** START OF Data listing **
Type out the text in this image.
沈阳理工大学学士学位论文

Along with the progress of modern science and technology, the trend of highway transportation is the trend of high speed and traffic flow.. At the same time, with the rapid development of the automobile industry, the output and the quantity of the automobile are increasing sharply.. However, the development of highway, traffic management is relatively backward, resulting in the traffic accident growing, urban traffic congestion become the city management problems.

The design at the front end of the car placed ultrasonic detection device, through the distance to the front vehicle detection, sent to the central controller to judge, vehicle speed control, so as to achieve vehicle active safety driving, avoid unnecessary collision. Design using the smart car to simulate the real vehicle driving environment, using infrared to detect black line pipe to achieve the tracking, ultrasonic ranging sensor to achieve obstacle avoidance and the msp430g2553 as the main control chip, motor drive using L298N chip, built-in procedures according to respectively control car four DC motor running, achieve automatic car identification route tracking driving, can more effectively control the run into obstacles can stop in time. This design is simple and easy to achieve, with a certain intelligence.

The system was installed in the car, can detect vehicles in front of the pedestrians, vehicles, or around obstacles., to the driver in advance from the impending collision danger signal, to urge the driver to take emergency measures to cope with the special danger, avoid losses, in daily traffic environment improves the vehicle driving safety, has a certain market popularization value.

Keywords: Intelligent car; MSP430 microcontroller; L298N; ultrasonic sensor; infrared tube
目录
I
** END OF Data listing **
** START OF Data listing **
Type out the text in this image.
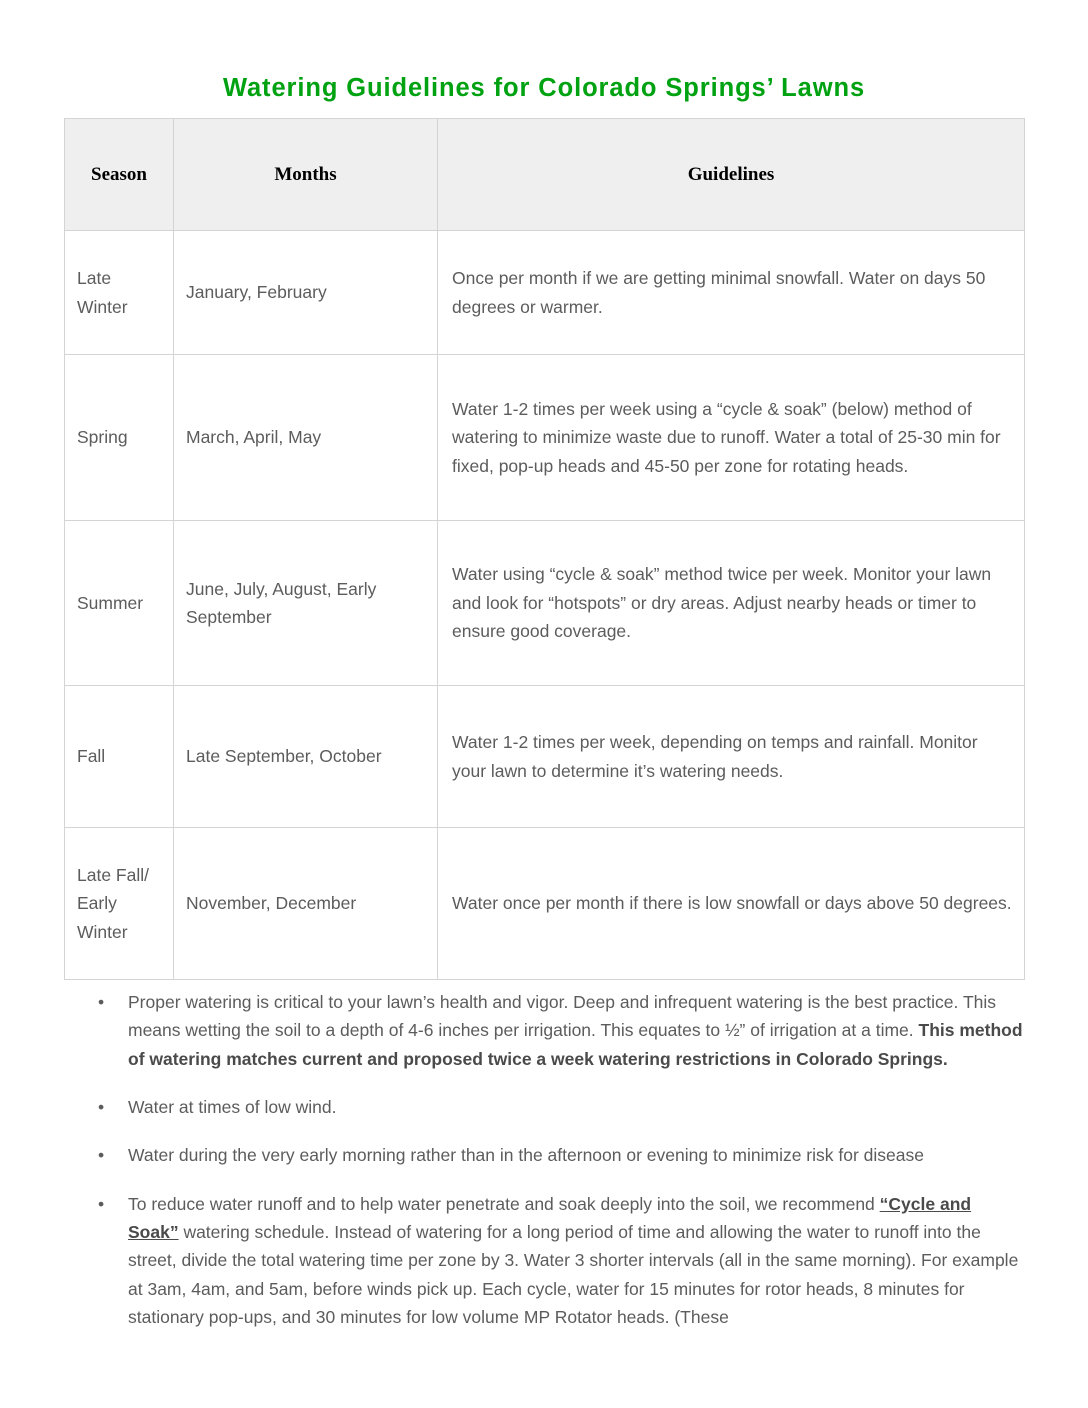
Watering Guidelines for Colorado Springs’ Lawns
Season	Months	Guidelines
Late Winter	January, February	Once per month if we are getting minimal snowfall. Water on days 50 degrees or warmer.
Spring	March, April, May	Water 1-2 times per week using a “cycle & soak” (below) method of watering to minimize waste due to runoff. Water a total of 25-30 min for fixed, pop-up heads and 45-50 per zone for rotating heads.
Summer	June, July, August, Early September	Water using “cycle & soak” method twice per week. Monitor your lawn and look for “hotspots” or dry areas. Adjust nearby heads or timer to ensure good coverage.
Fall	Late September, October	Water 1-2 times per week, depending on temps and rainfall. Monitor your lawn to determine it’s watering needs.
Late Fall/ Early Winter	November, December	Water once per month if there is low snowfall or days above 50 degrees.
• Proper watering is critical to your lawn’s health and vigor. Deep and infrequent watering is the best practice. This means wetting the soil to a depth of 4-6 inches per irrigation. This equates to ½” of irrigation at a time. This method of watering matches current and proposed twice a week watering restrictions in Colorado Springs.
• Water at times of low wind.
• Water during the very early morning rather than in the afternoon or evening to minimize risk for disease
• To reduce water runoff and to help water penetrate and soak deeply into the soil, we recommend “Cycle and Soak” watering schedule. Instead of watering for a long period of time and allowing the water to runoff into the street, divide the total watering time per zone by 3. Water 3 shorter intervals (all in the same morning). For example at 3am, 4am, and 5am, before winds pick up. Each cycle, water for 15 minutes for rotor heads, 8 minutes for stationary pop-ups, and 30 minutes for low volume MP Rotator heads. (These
** END OF Data listing **
→ Exercise instructions: Return every line above in which the string "minimize" occurs.

→ The completed task:
Spring	March, April, May	Water 1-2 times per week using a “cycle & soak” (below) method of watering to minimize waste due to runoff. Water a total of 25-30 min for fixed, pop-up heads and 45-50 per zone for rotating heads.
• Water during the very early morning rather than in the afternoon or evening to minimize risk for disease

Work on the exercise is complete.